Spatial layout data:
=======
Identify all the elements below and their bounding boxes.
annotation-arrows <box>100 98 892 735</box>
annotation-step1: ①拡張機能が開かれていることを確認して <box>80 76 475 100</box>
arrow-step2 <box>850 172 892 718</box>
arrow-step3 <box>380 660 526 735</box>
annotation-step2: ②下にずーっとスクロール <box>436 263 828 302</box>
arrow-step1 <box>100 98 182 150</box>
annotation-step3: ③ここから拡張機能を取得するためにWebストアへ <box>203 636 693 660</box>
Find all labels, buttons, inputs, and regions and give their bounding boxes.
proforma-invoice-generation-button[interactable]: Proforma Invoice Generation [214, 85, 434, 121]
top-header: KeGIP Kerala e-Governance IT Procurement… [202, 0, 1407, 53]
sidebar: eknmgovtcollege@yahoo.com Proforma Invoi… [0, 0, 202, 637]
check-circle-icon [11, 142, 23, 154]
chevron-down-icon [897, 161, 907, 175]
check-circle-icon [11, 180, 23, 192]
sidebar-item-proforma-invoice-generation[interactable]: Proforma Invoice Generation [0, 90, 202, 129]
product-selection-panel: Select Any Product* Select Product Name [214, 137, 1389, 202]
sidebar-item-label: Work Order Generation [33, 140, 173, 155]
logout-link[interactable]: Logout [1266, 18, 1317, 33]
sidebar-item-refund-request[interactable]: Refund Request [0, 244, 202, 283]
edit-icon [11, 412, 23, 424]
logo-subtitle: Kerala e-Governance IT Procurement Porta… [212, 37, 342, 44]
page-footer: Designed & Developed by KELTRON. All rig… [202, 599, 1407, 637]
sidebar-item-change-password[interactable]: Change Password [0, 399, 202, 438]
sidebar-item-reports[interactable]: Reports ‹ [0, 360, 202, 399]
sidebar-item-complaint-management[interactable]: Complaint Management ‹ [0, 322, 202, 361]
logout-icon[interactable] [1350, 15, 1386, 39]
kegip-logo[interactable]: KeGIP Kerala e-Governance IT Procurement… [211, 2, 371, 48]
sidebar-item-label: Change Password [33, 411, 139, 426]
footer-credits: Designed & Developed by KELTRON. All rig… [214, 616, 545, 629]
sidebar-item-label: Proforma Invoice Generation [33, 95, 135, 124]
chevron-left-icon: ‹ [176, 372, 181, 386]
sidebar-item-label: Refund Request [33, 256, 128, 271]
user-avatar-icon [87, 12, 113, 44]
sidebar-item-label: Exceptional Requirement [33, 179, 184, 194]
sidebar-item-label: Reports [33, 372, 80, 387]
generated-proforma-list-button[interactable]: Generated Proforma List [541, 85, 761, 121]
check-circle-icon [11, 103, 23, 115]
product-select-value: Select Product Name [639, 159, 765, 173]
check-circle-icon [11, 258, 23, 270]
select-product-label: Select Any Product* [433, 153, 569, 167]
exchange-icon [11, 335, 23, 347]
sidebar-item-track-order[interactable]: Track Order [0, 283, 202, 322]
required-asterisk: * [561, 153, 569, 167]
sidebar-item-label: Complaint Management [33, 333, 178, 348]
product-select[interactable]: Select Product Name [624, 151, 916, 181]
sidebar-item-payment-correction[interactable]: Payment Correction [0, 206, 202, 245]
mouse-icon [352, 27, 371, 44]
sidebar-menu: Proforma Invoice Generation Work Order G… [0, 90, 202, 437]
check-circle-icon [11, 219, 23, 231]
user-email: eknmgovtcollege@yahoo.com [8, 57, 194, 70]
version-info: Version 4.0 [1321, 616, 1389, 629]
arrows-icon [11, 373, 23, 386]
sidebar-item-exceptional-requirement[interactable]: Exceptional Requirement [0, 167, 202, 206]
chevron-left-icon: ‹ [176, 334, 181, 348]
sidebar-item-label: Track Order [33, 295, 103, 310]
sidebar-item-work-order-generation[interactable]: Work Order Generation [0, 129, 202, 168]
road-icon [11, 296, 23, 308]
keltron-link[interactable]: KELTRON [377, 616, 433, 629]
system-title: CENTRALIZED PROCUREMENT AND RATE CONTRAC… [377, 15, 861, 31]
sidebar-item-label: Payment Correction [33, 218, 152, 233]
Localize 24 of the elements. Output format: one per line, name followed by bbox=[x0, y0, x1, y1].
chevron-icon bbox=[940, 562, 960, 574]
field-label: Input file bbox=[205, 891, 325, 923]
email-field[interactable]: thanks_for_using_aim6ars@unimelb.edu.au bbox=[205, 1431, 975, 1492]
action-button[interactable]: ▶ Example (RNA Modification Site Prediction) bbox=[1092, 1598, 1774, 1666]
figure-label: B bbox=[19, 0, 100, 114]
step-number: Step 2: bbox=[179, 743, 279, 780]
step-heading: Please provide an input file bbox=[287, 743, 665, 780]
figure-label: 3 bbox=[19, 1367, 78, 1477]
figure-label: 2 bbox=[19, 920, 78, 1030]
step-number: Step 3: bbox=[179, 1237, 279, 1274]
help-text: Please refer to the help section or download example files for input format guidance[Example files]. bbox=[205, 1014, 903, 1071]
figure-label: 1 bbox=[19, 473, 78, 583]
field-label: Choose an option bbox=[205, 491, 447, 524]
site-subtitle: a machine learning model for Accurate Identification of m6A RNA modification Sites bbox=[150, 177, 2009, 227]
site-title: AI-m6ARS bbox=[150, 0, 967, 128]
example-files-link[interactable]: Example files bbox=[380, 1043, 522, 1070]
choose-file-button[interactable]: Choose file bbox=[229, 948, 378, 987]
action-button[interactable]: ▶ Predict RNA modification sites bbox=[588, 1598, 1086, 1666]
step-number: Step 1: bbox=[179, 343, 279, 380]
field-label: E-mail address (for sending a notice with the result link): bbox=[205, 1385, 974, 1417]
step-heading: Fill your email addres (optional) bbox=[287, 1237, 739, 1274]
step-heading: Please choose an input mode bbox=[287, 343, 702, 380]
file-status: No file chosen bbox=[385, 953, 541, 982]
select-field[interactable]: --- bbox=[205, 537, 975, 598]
=======
- **Task goal**: Please write out the records unchanged, starting with their first line and going on through the line that contains "85, 434, 121]".

- **Solution for this task**:
Identify all the elements below and their bounding boxes.
annotation-arrows <box>100 98 892 735</box>
annotation-step1: ①拡張機能が開かれていることを確認して <box>80 76 475 100</box>
arrow-step2 <box>850 172 892 718</box>
arrow-step3 <box>380 660 526 735</box>
annotation-step2: ②下にずーっとスクロール <box>436 263 828 302</box>
arrow-step1 <box>100 98 182 150</box>
annotation-step3: ③ここから拡張機能を取得するためにWebストアへ <box>203 636 693 660</box>
Find all labels, buttons, inputs, and regions and give their bounding boxes.
proforma-invoice-generation-button[interactable]: Proforma Invoice Generation [214, 85, 434, 121]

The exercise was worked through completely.